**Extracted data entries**
=======
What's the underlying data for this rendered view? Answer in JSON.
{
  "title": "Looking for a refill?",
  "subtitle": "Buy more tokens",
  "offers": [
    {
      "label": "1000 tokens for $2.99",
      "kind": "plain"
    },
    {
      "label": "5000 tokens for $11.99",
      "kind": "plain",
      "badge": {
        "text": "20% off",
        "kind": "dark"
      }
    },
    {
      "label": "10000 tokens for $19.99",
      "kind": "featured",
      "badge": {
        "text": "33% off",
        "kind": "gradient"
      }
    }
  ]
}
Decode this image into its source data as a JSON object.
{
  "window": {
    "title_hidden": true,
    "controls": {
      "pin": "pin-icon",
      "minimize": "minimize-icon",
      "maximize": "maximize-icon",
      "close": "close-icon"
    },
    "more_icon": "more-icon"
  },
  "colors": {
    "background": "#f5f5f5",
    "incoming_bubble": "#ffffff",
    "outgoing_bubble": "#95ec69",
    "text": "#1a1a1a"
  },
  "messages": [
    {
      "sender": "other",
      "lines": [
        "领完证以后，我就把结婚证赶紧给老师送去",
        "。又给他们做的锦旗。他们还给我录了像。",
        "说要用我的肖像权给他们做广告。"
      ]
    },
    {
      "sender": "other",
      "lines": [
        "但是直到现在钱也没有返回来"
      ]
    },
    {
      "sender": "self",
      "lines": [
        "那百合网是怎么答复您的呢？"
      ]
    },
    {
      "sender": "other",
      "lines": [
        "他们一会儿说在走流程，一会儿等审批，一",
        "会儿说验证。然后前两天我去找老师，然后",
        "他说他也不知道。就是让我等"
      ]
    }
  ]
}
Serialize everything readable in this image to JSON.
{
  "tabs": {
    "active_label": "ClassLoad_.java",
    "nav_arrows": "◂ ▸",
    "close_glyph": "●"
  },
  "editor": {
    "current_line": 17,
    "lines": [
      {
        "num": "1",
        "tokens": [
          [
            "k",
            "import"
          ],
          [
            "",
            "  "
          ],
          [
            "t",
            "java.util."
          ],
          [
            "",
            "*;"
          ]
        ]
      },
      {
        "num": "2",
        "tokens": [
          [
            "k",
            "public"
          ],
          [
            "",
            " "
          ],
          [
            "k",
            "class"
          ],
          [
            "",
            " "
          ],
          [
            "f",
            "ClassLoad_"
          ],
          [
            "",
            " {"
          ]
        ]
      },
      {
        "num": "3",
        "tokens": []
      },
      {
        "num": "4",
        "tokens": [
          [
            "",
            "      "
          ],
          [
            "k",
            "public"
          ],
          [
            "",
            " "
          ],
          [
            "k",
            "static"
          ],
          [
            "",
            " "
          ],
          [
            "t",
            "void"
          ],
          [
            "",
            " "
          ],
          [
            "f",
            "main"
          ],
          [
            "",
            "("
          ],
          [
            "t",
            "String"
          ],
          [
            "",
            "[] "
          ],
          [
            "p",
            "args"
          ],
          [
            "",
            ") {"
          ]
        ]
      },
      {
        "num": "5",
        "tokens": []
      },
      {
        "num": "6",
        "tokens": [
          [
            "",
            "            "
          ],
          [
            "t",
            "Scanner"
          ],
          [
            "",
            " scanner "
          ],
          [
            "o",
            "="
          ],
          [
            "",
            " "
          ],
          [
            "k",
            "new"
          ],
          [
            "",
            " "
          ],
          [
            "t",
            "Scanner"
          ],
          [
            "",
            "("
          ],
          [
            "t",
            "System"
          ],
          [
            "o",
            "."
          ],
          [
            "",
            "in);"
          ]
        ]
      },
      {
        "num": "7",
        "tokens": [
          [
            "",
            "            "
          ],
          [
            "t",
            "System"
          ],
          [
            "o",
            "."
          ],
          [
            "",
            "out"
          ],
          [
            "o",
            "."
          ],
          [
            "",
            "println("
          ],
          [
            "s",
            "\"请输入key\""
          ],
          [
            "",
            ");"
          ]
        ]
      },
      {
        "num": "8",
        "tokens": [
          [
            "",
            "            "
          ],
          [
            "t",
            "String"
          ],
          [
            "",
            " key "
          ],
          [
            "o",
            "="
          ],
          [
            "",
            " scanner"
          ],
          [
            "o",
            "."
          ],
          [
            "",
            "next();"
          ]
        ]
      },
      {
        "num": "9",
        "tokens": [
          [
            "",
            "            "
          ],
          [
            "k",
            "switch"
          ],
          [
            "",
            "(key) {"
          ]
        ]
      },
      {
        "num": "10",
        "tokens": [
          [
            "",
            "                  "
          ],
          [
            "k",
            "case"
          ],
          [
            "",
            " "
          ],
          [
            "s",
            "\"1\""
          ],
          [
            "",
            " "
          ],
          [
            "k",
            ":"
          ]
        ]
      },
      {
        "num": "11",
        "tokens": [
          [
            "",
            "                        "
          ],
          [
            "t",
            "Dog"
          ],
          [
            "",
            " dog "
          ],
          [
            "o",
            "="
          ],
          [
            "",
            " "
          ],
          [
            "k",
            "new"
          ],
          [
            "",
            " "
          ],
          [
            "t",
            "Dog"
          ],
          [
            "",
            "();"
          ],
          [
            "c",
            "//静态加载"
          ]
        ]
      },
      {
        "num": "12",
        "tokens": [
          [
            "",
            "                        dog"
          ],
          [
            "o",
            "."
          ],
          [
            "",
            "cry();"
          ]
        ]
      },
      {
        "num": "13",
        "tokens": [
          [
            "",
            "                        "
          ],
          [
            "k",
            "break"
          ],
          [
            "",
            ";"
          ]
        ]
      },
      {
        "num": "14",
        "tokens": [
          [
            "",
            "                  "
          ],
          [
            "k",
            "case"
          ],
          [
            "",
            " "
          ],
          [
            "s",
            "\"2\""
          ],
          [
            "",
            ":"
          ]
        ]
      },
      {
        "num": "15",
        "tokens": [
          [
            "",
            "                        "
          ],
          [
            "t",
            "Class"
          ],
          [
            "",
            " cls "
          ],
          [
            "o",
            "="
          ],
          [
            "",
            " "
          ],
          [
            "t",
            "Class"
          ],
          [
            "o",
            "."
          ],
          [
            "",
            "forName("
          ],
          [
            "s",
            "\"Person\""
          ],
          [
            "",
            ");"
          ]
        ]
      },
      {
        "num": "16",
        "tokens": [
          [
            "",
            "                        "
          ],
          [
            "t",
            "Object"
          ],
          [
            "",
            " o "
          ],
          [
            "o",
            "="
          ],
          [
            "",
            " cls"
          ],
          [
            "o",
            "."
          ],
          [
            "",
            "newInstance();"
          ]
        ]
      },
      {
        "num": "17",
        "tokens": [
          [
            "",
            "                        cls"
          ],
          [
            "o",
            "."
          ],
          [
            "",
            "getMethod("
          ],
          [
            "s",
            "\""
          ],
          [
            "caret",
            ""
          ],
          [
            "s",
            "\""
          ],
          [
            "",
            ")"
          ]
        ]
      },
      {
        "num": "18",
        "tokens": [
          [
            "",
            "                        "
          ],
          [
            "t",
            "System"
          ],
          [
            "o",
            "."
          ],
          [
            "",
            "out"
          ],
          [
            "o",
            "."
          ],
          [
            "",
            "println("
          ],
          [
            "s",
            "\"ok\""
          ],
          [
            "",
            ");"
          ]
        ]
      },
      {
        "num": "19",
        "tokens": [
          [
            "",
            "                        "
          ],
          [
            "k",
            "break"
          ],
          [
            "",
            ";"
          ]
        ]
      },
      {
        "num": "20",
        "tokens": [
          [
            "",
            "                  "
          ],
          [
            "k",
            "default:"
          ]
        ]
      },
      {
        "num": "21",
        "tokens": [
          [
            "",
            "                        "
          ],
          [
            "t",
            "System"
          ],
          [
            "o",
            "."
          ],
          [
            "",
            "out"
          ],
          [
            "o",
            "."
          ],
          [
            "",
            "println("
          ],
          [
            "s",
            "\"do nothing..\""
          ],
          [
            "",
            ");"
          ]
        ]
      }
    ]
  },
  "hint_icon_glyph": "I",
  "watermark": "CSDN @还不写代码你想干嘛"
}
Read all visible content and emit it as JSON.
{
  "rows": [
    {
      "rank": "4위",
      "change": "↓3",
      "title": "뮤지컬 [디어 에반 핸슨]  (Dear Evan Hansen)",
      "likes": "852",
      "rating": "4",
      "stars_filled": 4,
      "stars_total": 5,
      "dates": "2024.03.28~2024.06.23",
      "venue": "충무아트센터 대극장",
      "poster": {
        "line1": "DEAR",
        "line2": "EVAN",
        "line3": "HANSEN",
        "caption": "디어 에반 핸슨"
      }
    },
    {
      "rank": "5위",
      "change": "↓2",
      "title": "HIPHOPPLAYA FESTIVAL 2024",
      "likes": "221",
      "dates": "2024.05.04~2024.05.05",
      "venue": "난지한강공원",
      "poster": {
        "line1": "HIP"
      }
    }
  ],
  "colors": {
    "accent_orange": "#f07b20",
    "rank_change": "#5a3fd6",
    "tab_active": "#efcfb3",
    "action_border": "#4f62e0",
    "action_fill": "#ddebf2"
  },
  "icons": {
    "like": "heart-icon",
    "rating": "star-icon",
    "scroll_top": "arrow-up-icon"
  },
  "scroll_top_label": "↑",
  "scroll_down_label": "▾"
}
=======
**WHAT YOU NEED TO DO**
Where a line holds "more", copy that line.

**ANSWER FOR THIS EXERCISE**
  "subtitle": "Buy more tokens",
    "more_icon": "more-icon"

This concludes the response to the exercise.